TO BE DONE: Report how many lines contain "status". The answer is a single number.

GIVEN RECORDS:
╔══

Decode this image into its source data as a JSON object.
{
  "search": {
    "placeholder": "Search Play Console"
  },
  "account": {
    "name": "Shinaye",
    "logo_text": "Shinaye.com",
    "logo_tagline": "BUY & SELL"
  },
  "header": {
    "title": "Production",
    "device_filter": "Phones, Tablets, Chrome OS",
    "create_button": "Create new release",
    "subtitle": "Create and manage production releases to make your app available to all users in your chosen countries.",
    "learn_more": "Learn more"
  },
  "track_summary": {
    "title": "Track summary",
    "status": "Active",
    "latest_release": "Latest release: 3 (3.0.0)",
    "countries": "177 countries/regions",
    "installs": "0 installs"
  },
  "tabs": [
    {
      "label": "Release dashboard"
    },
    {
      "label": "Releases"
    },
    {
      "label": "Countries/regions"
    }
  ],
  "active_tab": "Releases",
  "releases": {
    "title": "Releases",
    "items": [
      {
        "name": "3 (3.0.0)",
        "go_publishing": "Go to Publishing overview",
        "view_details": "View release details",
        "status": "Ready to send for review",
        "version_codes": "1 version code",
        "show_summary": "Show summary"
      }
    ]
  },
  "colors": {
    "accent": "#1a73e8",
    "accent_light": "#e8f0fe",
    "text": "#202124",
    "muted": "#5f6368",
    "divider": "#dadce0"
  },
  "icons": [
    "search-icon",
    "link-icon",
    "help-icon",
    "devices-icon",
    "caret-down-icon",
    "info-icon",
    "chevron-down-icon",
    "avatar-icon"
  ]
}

╚══

TASK ANSWER: 2